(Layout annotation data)

---------------

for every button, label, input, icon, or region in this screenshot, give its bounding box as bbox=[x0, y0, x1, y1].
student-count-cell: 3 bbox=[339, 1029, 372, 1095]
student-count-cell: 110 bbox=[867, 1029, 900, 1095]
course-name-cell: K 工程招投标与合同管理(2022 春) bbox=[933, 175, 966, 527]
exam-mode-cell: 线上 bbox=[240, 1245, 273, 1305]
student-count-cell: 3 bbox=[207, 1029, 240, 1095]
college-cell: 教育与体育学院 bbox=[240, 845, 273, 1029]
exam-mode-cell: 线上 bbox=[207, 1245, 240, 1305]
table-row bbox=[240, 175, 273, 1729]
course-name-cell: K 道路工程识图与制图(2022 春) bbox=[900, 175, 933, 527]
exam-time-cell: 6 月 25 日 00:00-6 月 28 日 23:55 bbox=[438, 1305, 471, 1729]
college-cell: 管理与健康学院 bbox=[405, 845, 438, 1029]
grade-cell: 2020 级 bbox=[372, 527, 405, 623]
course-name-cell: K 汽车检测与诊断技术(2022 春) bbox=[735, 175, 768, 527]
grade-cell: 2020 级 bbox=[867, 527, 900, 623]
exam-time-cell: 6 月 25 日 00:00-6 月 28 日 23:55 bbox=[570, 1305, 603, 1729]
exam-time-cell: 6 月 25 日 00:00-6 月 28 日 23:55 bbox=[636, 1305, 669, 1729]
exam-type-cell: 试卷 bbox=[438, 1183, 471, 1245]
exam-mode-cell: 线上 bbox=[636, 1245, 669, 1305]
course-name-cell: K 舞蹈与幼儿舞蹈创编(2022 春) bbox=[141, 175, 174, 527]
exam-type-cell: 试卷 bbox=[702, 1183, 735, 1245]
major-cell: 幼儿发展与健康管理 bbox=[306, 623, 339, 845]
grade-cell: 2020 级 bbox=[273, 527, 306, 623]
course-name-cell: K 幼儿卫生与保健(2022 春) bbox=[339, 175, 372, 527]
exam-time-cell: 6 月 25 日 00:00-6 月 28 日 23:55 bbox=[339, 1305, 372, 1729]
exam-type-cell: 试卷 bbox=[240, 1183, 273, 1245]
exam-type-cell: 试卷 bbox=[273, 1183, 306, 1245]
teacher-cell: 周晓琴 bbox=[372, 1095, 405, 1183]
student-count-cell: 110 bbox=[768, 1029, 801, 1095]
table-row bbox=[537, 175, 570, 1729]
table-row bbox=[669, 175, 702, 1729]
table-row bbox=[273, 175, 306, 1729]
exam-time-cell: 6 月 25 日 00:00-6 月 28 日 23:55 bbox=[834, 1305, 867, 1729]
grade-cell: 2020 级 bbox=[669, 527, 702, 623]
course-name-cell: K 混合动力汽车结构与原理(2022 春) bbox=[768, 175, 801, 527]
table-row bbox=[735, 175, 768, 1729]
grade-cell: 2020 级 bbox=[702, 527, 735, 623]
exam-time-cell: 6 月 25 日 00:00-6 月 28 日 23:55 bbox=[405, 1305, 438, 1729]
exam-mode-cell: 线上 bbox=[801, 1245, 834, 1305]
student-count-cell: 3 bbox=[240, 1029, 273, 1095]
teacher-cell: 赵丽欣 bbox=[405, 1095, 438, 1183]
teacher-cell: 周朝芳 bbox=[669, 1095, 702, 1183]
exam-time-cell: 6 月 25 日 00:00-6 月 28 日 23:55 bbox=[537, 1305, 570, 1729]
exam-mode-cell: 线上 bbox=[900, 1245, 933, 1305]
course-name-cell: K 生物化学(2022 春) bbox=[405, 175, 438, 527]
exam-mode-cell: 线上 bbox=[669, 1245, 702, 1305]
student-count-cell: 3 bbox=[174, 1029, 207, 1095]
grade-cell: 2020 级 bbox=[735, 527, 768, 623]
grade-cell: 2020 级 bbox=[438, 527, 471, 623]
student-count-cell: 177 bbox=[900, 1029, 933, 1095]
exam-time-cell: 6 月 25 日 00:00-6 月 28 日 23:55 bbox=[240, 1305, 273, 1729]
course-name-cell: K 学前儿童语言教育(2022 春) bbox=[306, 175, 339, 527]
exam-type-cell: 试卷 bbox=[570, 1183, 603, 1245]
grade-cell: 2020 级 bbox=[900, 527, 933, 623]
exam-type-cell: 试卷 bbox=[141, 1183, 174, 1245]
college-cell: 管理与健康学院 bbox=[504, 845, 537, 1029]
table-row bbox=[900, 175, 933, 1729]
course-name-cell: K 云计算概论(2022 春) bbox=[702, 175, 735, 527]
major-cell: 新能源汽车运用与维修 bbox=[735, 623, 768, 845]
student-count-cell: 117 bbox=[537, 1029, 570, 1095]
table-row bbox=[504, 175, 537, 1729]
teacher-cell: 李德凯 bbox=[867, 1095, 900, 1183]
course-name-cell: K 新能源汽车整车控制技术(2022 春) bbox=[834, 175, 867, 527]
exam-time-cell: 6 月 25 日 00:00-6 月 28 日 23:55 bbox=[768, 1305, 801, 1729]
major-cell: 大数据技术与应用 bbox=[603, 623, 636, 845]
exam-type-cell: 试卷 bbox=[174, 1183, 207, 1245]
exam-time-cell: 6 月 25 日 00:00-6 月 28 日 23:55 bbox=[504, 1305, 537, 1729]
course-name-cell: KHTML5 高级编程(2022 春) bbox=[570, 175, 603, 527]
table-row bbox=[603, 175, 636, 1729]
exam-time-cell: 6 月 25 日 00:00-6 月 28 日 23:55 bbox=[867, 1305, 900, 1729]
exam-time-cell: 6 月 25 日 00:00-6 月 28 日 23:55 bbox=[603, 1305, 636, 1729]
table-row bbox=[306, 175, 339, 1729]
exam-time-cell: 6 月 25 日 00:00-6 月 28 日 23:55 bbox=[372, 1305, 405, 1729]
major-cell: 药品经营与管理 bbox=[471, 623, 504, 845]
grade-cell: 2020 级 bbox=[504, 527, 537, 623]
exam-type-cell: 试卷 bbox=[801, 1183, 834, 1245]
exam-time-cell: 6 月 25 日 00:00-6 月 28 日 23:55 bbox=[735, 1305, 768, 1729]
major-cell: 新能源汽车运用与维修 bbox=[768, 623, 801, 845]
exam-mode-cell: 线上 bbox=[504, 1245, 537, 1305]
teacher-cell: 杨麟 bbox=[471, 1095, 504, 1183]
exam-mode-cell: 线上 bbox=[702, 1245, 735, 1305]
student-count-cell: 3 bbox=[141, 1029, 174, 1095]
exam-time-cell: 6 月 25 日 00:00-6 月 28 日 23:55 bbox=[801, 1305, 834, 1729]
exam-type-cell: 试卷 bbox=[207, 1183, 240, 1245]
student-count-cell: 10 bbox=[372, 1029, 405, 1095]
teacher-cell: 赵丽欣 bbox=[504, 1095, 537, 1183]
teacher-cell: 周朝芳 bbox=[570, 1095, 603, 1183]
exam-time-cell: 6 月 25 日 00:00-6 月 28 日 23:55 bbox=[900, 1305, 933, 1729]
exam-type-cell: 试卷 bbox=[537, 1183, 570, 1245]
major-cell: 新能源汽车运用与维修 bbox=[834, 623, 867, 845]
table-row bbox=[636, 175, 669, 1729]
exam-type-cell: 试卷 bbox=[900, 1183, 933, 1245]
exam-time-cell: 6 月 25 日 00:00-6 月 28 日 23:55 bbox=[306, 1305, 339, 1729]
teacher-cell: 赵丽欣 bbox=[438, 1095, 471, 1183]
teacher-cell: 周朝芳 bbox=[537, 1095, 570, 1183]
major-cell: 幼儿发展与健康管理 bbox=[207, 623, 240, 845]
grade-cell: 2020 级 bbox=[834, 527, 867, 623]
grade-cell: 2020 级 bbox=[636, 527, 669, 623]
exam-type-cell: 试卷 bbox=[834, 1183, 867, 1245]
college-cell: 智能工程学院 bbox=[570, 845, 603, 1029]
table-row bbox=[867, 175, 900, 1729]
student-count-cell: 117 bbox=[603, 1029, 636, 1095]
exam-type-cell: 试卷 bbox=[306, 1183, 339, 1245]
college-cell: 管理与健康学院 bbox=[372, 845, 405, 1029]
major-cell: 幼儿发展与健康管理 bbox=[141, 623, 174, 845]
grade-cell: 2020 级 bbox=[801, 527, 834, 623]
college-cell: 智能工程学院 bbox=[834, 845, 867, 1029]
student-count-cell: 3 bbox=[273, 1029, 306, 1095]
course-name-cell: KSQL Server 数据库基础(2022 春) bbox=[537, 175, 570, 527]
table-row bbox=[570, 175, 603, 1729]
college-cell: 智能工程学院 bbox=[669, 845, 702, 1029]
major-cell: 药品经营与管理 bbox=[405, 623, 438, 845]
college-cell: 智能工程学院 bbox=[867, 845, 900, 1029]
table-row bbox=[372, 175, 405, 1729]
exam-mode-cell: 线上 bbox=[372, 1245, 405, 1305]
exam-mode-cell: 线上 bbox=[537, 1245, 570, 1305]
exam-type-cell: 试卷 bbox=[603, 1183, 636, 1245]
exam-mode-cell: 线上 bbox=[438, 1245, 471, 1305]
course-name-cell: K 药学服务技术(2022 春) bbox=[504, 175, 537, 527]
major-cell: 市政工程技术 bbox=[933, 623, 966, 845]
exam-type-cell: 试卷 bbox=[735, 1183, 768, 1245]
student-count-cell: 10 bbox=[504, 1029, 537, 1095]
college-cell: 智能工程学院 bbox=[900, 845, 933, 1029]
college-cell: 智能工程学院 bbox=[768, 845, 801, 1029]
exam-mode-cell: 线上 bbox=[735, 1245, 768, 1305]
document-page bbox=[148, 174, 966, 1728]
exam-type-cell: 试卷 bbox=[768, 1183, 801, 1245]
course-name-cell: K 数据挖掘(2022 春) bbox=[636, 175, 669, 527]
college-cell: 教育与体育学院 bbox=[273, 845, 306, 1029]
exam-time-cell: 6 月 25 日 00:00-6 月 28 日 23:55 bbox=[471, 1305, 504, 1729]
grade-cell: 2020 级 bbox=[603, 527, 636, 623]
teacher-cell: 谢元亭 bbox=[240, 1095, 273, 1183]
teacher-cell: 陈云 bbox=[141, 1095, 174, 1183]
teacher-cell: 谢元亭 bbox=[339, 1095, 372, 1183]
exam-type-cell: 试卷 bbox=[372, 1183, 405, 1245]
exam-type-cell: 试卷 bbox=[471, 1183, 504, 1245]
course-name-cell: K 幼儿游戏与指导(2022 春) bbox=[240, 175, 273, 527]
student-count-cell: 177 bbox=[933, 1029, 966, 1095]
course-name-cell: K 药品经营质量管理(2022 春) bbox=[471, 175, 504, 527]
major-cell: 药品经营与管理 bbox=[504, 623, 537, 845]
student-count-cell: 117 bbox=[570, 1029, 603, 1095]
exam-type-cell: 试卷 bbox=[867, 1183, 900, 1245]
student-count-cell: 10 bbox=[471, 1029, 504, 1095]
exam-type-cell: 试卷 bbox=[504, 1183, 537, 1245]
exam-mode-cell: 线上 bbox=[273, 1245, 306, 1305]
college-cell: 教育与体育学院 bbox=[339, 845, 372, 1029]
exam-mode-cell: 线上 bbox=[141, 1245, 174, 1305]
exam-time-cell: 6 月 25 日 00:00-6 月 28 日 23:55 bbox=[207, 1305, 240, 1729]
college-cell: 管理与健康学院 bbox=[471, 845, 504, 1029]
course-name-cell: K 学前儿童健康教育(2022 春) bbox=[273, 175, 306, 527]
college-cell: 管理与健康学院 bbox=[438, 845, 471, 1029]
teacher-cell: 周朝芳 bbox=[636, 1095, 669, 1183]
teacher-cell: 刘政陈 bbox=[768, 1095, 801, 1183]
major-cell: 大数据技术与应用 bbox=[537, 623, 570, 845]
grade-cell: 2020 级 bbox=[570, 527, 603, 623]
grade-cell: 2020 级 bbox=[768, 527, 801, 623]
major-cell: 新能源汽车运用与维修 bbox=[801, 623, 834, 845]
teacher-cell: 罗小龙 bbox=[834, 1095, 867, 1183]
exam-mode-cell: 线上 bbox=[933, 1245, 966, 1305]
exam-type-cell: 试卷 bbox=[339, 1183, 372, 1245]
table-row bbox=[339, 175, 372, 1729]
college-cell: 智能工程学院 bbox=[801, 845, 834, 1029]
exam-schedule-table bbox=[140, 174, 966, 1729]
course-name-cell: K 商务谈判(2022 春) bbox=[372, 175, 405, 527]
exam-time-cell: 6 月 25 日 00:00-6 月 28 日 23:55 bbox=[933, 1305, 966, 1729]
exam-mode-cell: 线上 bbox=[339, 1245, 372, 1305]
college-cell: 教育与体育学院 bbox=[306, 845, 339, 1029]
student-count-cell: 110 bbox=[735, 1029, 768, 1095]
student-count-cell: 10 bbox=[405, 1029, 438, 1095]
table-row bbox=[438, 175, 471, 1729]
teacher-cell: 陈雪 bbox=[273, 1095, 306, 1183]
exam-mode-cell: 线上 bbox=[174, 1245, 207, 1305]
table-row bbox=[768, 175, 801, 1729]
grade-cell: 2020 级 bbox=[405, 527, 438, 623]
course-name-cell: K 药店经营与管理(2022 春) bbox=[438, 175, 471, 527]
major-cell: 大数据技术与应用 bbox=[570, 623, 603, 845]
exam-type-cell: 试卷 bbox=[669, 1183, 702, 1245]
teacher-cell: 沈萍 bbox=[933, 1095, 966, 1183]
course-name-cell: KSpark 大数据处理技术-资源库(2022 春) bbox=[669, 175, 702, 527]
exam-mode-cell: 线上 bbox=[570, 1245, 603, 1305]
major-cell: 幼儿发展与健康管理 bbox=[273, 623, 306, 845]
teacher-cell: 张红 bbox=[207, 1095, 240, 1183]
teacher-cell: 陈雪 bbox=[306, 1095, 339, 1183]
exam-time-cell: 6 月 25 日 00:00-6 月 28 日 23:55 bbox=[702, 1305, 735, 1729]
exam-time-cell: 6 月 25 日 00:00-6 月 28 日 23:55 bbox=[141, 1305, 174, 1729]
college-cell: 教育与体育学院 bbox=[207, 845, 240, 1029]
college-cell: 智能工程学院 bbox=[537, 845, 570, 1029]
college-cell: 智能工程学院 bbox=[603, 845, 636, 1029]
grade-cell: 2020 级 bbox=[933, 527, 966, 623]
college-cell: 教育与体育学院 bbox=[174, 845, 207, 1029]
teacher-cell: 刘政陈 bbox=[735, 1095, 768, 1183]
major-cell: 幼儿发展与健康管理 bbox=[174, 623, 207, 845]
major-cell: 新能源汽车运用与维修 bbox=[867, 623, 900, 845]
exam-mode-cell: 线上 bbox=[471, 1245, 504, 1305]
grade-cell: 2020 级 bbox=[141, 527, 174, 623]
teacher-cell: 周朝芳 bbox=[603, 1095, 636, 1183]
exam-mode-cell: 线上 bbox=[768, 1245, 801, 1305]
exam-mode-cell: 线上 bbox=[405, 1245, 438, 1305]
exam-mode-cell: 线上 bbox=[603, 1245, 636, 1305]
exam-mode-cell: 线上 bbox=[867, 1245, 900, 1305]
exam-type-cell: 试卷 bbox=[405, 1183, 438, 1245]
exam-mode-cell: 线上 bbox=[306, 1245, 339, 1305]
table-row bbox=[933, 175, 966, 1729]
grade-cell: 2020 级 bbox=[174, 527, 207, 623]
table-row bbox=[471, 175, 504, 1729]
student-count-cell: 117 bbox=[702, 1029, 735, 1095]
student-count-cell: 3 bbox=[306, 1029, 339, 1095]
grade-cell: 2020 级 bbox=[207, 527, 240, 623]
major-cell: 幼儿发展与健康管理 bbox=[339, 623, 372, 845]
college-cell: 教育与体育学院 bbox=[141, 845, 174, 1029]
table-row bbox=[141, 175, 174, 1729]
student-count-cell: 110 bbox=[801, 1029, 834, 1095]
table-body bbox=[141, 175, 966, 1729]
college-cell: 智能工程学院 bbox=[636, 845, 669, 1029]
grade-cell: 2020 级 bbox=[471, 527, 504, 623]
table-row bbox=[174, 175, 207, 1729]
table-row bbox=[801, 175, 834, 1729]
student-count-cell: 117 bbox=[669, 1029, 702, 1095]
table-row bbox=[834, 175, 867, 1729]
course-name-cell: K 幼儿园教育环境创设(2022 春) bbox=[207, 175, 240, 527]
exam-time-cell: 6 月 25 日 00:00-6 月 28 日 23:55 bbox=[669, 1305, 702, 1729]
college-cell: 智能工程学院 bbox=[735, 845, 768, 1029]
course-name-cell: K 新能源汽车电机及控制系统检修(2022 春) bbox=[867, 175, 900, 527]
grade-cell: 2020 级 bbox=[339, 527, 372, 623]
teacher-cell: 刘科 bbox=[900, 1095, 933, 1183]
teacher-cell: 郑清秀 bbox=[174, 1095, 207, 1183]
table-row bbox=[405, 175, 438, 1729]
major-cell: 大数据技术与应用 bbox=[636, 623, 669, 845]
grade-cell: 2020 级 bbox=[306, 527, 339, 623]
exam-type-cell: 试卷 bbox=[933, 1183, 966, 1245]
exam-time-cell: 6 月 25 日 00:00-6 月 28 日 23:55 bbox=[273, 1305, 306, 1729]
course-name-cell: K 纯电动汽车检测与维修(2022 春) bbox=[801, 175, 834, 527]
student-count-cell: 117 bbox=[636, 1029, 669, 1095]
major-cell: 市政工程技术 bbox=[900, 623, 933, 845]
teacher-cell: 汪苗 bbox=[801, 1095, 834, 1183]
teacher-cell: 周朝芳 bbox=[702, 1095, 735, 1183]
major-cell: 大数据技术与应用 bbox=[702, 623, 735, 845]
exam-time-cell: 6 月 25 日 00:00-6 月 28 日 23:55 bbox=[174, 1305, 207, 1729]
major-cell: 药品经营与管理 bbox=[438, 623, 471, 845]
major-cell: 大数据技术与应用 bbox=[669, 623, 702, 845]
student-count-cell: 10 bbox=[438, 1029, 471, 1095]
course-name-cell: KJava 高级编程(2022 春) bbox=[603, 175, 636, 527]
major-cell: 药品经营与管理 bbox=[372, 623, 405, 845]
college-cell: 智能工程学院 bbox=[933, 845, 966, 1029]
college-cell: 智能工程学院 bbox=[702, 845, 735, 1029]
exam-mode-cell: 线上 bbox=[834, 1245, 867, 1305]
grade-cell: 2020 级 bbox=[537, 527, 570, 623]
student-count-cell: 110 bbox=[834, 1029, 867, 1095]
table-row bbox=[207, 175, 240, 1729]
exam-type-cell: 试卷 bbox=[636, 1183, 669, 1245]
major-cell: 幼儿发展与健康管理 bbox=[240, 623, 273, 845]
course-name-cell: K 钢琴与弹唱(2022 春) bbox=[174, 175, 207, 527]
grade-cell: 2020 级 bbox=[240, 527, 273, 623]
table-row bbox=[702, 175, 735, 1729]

---------------

→ WHAT YOU ARE ASKED TO DO: Convert every line of the listing from its first line through the line containing "table-row bbox=[240, 175, 273, 1729]", inclusive, into a Markdown table with the columns Row and Line. Number the rows in order and skip blank lines.

→ THE SOLUTION:
| Row | Line |
|---|---|
| 1 | for every button, label, input, icon, or region in this screenshot, give its bounding box as bbox=[x0, y0, x1, y1]. |
| 2 | student-count-cell: 3 bbox=[339, 1029, 372, 1095] |
| 3 | student-count-cell: 110 bbox=[867, 1029, 900, 1095] |
| 4 | course-name-cell: K 工程招投标与合同管理(2022 春) bbox=[933, 175, 966, 527] |
| 5 | exam-mode-cell: 线上 bbox=[240, 1245, 273, 1305] |
| 6 | student-count-cell: 3 bbox=[207, 1029, 240, 1095] |
| 7 | college-cell: 教育与体育学院 bbox=[240, 845, 273, 1029] |
| 8 | exam-mode-cell: 线上 bbox=[207, 1245, 240, 1305] |
| 9 | table-row bbox=[240, 175, 273, 1729] |